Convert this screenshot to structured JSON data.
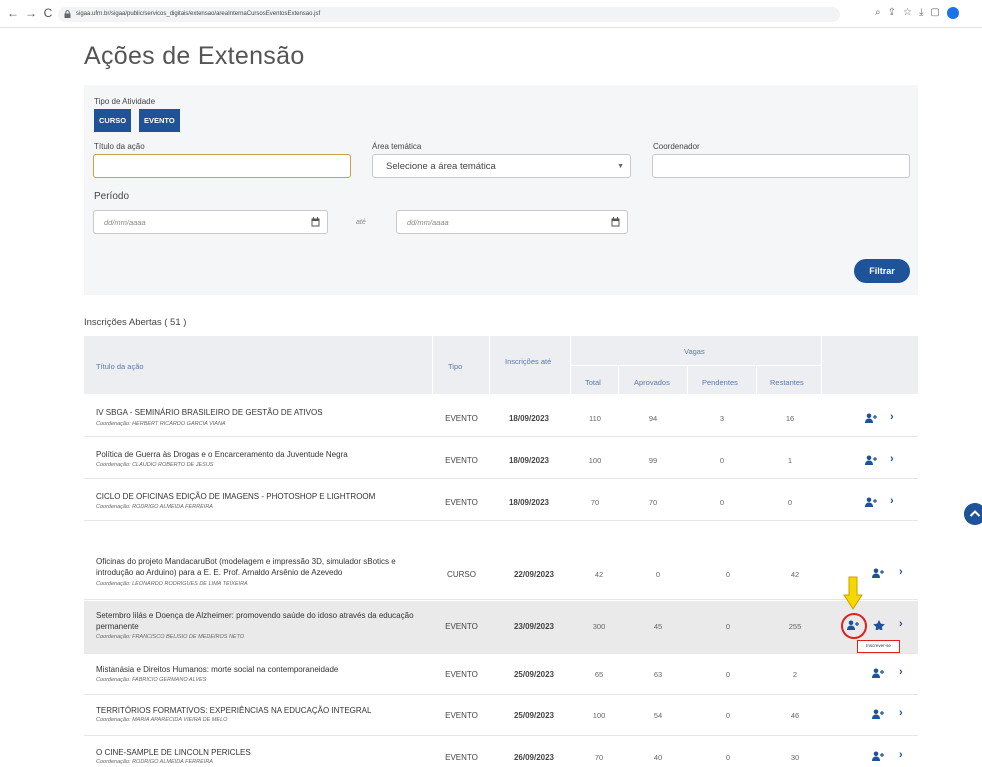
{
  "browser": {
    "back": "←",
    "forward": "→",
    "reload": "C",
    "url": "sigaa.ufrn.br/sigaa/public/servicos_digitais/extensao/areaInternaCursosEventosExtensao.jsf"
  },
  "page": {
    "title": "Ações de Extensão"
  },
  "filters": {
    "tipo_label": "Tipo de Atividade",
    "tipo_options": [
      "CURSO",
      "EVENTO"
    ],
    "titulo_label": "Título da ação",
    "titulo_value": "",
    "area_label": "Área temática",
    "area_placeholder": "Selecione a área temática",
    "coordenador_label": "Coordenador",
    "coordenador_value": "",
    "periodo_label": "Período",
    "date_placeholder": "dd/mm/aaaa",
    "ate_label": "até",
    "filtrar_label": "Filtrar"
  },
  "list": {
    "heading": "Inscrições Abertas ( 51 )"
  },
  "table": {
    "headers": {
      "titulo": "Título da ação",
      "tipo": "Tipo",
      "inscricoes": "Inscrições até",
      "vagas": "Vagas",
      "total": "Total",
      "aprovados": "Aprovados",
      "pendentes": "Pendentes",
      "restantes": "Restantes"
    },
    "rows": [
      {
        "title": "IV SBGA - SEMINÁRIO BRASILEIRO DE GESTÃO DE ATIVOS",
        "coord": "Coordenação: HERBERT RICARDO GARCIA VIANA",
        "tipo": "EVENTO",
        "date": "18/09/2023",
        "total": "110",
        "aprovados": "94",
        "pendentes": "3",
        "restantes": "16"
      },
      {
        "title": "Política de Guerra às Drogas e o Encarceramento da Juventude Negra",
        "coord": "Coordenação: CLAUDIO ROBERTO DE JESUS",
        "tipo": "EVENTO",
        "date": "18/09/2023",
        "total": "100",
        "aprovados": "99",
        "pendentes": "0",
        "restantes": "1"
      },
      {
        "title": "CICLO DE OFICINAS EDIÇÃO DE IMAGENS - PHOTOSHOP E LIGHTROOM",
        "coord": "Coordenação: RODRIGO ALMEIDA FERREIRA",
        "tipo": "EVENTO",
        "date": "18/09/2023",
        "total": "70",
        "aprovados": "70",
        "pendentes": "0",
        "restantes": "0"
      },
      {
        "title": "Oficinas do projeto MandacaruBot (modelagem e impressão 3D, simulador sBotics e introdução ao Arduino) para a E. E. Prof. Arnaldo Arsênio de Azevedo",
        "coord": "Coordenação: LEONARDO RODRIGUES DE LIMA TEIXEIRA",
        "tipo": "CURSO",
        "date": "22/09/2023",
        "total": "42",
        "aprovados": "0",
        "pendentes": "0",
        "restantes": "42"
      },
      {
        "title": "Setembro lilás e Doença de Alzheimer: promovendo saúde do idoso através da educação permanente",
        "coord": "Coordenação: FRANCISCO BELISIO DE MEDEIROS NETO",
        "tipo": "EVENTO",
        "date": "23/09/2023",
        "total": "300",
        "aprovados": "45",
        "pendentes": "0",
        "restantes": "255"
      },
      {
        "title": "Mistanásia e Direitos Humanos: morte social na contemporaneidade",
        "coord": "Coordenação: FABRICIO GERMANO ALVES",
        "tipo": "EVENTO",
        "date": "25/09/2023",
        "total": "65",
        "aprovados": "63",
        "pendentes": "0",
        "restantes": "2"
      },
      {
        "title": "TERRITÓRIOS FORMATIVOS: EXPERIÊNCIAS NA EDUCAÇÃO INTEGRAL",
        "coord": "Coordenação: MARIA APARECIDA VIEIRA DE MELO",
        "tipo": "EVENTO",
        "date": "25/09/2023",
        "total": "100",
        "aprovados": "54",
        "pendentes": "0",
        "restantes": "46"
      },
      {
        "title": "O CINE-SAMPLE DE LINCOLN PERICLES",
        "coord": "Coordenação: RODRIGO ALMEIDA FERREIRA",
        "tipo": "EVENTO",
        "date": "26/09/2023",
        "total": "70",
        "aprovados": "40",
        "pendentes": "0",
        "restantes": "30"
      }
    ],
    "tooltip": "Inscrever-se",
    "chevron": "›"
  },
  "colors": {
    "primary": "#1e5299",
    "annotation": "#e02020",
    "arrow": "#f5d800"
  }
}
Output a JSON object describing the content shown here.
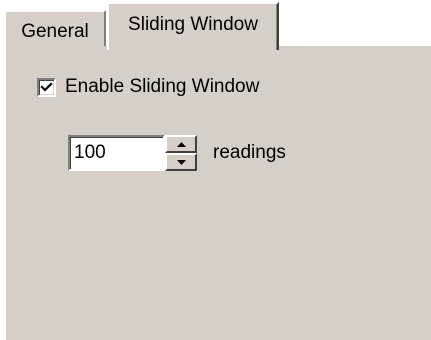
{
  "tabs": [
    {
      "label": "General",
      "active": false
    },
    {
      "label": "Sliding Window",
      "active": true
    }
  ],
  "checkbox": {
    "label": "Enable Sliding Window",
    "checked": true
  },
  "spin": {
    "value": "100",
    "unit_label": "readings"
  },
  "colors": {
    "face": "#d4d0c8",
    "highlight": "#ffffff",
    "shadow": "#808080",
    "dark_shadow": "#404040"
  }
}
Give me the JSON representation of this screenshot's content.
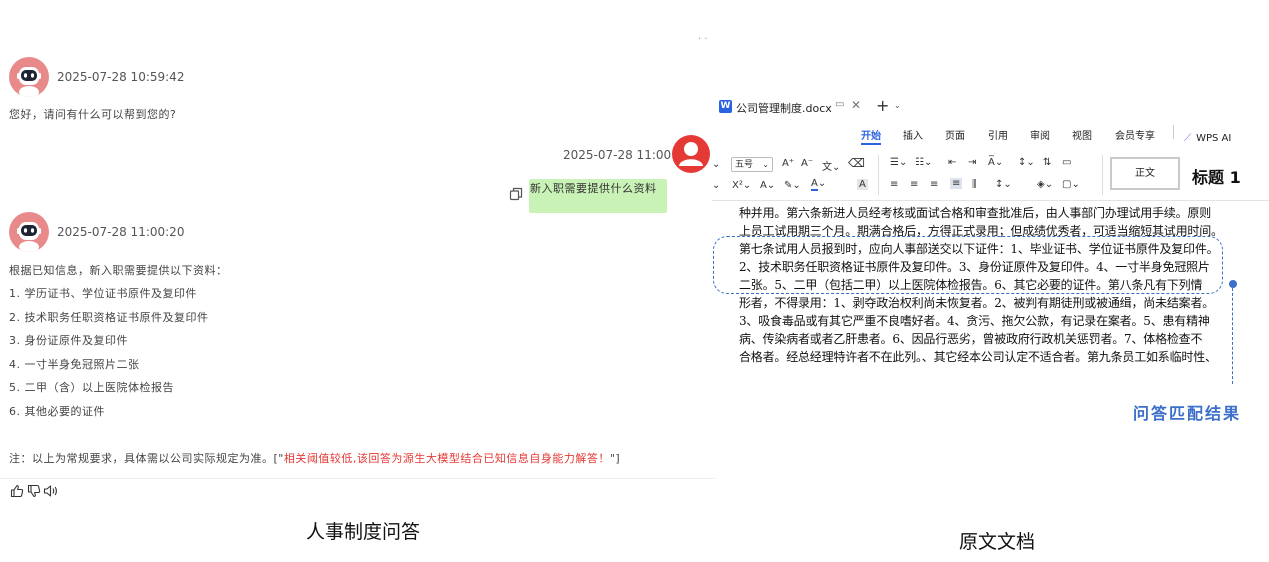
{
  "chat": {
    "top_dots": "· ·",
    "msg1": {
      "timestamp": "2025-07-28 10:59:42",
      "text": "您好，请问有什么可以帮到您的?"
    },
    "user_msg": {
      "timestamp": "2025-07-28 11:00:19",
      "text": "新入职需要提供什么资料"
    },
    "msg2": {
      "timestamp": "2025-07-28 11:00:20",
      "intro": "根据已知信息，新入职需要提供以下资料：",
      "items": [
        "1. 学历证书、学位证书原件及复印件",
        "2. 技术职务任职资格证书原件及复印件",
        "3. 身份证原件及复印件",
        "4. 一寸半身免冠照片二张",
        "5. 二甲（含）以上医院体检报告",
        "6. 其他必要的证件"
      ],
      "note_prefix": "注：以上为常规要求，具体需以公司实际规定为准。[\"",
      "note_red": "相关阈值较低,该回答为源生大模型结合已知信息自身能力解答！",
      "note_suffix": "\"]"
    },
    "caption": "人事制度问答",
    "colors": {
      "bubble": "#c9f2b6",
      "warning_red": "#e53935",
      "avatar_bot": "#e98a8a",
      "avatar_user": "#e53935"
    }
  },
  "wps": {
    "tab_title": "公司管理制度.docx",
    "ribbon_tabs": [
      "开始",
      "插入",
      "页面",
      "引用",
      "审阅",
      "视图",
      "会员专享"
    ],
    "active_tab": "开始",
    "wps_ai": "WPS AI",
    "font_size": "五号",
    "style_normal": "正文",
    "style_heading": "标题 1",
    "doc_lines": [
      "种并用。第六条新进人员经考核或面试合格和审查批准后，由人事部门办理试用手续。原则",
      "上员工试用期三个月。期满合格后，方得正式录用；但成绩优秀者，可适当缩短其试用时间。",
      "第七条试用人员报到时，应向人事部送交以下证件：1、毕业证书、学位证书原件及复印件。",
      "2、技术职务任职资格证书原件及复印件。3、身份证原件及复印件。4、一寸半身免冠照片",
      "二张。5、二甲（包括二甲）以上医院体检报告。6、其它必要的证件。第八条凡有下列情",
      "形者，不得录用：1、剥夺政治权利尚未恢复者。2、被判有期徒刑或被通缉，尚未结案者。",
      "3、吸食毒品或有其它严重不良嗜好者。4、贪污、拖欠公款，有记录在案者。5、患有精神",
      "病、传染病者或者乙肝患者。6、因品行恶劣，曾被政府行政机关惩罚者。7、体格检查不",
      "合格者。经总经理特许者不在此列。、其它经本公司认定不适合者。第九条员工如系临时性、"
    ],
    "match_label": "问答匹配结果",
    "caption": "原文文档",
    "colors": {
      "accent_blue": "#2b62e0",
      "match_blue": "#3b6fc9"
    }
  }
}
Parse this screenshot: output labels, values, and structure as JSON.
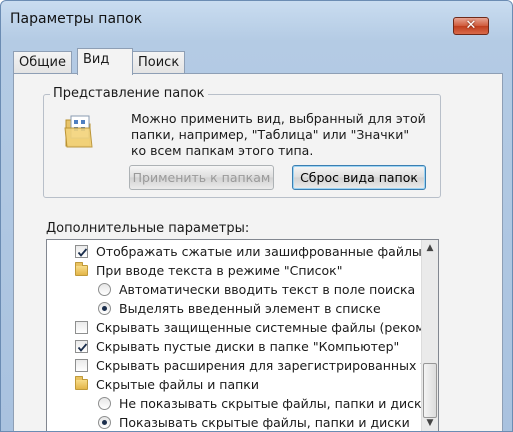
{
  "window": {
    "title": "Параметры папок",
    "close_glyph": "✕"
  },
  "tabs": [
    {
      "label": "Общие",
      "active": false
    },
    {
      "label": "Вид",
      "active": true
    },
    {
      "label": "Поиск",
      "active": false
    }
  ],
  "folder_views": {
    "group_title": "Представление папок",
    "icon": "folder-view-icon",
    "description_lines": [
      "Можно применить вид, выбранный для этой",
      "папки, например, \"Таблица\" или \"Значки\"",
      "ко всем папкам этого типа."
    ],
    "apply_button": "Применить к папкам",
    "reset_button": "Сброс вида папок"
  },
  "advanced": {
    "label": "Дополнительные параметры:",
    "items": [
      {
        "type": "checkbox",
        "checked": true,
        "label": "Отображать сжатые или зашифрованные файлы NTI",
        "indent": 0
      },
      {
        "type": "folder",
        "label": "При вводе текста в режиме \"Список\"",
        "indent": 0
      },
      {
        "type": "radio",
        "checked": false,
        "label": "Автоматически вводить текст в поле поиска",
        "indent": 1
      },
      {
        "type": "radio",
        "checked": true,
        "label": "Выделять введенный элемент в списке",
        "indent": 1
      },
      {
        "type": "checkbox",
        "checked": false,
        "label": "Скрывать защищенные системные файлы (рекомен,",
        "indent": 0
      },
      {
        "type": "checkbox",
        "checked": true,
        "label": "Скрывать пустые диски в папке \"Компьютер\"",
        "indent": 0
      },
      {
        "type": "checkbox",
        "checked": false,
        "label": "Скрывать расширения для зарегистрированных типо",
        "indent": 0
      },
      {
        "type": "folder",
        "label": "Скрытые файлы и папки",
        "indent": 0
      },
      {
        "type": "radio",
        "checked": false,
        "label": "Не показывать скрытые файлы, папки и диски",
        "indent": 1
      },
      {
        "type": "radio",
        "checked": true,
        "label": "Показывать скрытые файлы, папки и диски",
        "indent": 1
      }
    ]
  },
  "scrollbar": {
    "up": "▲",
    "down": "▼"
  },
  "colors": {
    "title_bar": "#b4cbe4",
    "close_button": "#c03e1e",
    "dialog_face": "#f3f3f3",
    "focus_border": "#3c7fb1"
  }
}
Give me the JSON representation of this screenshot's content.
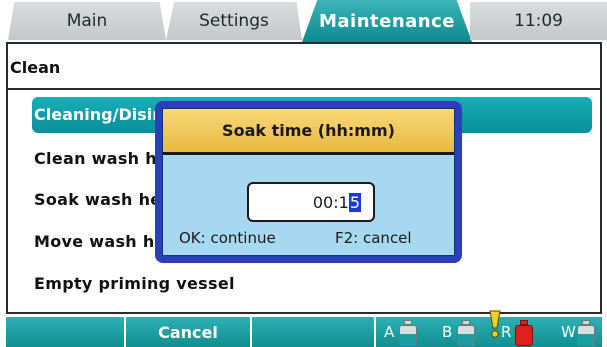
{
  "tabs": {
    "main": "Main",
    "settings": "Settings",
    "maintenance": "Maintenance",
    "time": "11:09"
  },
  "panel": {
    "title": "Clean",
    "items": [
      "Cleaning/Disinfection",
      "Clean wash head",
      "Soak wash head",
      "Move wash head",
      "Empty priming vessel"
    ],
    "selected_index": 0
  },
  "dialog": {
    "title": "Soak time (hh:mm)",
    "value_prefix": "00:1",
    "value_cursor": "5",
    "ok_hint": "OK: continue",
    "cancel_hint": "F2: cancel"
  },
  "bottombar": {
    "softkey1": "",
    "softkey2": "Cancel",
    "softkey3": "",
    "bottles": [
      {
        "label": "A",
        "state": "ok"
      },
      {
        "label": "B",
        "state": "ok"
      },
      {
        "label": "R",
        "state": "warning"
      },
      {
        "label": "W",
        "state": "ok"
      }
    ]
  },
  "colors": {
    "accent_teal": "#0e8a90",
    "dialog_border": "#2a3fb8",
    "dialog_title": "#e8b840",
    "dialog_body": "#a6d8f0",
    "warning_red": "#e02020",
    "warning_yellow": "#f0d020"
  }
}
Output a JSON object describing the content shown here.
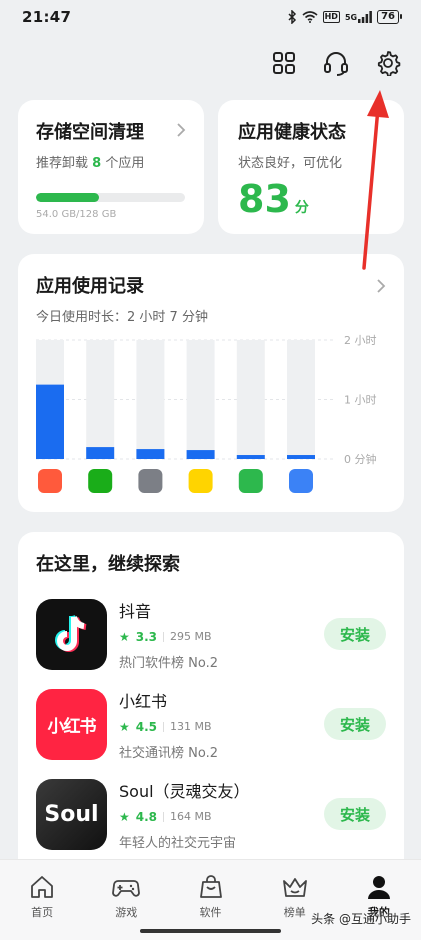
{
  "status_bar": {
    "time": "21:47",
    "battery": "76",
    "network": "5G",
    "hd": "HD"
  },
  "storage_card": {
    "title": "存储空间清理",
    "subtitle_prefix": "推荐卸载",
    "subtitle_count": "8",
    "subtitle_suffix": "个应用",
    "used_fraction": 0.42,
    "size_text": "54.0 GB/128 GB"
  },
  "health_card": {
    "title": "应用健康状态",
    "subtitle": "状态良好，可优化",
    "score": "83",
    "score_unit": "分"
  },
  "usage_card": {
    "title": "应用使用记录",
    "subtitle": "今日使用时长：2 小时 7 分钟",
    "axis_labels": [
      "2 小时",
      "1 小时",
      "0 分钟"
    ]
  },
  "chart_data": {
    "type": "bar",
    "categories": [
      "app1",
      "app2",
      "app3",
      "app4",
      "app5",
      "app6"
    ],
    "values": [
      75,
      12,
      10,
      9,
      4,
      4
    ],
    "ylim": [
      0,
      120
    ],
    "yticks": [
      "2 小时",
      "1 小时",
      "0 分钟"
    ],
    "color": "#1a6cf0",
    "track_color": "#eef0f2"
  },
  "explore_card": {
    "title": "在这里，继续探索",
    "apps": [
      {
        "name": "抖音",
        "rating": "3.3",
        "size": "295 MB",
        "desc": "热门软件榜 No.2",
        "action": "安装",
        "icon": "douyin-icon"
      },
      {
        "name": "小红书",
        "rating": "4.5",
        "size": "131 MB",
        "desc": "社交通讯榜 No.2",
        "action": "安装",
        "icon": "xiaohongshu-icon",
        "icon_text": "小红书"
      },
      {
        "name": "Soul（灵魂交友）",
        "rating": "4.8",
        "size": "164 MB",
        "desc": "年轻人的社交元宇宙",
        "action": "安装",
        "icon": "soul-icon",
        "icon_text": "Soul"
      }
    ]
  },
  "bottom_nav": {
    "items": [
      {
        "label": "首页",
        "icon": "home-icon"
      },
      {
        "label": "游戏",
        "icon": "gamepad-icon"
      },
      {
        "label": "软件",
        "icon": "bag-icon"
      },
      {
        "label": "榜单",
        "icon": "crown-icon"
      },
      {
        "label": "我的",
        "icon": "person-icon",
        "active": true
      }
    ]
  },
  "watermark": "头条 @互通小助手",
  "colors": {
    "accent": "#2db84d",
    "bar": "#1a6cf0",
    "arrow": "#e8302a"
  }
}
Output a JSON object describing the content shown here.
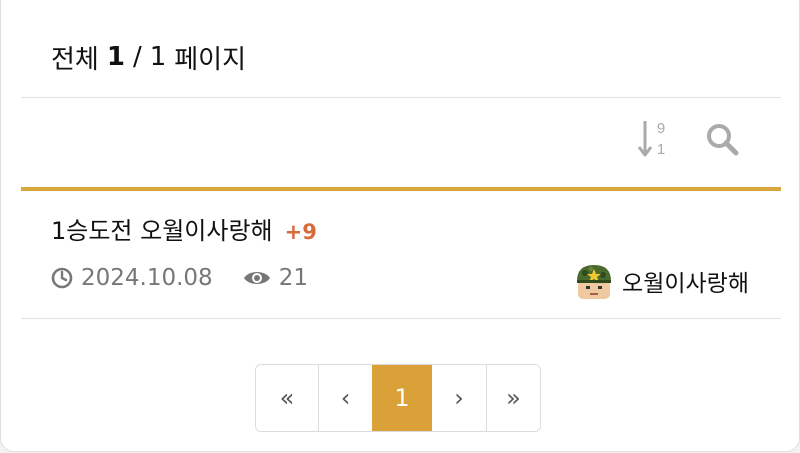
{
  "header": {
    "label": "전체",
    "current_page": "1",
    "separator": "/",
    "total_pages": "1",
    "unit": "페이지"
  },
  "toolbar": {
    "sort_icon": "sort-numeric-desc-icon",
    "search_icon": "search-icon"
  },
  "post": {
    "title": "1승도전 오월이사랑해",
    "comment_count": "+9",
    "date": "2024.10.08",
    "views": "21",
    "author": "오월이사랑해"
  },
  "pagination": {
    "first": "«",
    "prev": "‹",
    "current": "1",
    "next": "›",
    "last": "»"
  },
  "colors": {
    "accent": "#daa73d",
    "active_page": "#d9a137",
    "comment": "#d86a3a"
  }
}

- _What is being asked_: Scan the records above for the string "Título", then select every line that holds it.

- _Final result_:
    "titulo_label": "Título da ação",
      "titulo": "Título da ação",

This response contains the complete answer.